RECORDS
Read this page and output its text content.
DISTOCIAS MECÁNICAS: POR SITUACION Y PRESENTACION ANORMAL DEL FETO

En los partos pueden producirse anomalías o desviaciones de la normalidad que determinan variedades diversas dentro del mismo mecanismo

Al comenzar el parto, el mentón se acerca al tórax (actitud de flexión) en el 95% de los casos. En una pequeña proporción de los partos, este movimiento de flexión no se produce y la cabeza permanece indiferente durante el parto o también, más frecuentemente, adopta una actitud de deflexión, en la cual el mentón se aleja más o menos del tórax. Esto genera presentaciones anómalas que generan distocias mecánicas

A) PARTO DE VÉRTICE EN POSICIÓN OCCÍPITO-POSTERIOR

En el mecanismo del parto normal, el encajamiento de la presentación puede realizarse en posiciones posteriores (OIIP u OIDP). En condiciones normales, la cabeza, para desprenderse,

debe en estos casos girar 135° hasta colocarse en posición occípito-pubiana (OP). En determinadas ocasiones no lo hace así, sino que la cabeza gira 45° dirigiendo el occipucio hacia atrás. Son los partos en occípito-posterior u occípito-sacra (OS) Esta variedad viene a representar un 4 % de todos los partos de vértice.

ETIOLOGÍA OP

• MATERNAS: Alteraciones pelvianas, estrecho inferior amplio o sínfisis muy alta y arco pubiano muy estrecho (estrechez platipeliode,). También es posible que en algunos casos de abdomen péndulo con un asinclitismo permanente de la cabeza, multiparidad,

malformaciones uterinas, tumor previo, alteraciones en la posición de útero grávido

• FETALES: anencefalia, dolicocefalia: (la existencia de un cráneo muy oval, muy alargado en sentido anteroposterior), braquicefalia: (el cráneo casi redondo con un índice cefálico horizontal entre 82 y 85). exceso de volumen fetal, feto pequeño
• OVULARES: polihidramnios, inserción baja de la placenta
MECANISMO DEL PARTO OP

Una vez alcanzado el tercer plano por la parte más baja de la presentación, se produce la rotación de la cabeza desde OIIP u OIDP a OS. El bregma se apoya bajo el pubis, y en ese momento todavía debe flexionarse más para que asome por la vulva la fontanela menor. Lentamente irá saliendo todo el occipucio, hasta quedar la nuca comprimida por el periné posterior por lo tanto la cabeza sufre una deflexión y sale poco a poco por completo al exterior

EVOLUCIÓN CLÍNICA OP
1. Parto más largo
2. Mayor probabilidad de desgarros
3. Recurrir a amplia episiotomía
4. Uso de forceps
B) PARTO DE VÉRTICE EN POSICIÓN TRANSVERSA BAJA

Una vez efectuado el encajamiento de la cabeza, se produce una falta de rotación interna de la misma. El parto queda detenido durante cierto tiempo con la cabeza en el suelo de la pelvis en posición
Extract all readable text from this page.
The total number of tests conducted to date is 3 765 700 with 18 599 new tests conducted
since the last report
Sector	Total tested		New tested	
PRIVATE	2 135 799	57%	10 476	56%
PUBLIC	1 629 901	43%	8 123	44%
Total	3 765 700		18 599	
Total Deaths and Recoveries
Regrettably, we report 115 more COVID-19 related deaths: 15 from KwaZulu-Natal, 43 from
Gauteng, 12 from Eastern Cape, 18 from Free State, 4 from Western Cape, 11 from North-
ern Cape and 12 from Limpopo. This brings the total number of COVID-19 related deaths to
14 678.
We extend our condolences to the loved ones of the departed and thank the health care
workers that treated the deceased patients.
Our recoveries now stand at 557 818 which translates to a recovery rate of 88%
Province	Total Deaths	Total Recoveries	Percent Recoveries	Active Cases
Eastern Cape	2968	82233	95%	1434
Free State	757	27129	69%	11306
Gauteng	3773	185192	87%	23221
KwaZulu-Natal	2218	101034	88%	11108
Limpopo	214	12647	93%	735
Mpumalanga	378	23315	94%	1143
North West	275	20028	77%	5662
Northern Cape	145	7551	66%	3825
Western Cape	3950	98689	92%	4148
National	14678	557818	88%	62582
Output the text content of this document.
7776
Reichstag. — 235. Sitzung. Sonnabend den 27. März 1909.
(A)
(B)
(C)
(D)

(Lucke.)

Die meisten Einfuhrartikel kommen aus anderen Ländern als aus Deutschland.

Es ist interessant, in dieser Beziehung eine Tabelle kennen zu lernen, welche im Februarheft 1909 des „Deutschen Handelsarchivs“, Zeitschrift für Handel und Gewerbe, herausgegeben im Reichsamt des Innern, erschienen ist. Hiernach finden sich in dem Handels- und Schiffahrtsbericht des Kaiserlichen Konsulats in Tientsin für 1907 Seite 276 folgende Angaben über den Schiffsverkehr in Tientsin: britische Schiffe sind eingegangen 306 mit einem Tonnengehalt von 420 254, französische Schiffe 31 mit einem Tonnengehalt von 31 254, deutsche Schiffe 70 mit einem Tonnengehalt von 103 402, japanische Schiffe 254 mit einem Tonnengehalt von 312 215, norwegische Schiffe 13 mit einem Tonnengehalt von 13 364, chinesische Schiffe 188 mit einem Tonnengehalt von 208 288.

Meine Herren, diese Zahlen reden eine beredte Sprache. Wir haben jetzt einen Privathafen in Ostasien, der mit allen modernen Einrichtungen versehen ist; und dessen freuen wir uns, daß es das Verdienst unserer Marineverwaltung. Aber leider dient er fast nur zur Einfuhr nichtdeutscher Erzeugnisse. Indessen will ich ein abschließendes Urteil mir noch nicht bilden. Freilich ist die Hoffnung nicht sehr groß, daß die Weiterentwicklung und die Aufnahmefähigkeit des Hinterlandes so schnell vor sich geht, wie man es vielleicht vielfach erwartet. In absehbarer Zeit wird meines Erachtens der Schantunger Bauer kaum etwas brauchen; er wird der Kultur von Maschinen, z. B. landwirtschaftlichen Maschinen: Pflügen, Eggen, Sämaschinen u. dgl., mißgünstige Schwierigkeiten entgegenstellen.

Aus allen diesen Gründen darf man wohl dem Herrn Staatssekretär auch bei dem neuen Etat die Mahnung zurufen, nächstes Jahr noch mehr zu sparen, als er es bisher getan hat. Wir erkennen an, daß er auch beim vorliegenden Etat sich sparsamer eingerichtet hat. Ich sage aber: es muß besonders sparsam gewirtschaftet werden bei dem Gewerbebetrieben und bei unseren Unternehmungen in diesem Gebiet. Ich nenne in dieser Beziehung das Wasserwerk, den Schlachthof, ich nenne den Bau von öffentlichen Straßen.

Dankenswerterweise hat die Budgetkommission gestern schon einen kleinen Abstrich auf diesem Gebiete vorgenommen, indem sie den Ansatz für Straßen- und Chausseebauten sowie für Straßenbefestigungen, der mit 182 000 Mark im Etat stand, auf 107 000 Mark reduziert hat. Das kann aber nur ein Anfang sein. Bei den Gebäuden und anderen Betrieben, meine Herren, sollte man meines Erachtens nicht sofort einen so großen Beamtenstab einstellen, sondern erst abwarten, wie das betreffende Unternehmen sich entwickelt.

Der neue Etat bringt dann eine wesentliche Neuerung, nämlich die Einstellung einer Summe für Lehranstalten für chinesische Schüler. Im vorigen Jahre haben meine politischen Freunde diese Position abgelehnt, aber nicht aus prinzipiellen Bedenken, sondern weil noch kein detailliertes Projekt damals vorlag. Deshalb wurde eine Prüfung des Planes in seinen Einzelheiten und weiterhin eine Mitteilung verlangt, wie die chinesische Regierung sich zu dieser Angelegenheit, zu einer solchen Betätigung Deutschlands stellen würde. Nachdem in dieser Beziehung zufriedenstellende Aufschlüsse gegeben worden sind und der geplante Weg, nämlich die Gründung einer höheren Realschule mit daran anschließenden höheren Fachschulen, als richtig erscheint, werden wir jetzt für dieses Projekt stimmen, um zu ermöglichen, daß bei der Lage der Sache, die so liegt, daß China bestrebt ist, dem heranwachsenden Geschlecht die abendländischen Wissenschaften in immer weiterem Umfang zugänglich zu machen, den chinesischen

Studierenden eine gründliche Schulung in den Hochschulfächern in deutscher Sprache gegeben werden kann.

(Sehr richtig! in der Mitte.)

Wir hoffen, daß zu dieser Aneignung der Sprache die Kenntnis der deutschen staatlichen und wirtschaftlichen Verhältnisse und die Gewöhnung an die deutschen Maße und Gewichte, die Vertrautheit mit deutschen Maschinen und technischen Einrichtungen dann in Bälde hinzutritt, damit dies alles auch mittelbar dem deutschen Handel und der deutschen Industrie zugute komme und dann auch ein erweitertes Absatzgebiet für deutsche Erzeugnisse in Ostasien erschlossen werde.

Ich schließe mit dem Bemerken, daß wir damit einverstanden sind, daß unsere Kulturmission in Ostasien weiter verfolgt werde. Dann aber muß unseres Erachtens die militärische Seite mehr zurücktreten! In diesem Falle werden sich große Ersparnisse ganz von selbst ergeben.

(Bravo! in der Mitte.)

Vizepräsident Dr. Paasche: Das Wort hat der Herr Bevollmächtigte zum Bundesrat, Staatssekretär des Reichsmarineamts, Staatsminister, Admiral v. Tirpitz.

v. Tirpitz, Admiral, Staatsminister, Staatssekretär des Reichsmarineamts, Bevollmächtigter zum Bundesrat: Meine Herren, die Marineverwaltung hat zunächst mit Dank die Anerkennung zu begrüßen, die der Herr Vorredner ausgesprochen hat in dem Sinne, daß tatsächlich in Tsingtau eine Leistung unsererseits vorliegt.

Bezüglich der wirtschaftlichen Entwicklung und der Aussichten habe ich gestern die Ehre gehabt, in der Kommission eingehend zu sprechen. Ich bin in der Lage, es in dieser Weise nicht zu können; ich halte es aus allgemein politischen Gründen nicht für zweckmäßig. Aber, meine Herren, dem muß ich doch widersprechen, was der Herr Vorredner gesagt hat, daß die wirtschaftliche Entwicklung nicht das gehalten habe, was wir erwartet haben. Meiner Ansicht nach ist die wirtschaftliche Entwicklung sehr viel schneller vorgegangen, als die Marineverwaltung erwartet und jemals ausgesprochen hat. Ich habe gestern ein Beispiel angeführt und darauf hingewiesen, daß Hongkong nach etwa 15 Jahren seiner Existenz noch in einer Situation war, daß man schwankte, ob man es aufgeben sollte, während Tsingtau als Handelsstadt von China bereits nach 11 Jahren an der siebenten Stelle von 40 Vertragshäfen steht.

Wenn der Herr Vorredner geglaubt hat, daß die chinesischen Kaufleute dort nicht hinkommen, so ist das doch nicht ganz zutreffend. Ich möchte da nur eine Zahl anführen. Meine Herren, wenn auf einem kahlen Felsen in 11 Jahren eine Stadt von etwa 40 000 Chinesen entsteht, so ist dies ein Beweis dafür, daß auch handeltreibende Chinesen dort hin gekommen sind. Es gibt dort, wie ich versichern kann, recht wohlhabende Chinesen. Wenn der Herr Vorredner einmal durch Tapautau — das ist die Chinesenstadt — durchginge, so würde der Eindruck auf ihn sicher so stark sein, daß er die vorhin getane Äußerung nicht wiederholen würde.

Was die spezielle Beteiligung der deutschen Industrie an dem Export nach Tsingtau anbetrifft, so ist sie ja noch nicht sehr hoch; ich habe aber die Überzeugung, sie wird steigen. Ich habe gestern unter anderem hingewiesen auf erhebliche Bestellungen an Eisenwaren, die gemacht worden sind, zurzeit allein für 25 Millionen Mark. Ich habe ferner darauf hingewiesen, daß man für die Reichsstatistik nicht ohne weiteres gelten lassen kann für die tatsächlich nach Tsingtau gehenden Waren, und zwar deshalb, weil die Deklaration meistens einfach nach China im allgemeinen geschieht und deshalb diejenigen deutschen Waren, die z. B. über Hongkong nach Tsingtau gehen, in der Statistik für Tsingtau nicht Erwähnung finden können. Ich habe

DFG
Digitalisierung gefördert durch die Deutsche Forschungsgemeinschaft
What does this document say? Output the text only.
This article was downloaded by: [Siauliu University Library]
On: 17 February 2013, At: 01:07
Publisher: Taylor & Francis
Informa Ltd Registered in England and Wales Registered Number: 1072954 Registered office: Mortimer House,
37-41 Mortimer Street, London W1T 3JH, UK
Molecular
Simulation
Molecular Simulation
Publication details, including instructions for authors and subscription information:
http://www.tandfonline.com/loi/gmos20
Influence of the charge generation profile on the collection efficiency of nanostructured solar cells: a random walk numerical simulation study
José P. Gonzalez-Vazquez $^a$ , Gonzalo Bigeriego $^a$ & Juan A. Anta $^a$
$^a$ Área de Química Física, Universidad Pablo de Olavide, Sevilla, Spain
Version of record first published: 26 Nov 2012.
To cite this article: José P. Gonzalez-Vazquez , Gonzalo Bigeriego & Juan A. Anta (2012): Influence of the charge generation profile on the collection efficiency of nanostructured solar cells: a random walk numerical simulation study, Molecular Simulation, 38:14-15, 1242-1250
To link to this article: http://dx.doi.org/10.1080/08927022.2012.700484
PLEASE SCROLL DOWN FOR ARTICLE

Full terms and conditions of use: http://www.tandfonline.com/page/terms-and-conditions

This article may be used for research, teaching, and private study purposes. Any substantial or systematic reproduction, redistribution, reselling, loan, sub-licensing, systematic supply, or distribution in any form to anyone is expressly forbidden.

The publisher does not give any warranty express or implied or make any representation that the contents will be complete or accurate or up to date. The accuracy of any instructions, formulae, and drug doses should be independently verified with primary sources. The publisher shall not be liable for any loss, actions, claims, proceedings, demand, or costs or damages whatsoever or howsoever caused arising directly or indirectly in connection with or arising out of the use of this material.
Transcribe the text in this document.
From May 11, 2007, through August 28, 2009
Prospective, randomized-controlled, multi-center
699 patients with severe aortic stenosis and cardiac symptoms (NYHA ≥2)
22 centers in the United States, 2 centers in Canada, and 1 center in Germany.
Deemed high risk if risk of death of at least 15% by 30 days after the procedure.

YOUR GOAL
Scan the material above for the string "collection". Return each line where it occurs.

PROBLEM SOLUTION
Influence of the charge generation profile on the collection efficiency of nanostructured solar cells: a random walk numerical simulation study
To cite this article: José P. Gonzalez-Vazquez , Gonzalo Bigeriego & Juan A. Anta (2012): Influence of the charge generation profile on the collection efficiency of nanostructured solar cells: a random walk numerical simulation study, Molecular Simulation, 38:14-15, 1242-1250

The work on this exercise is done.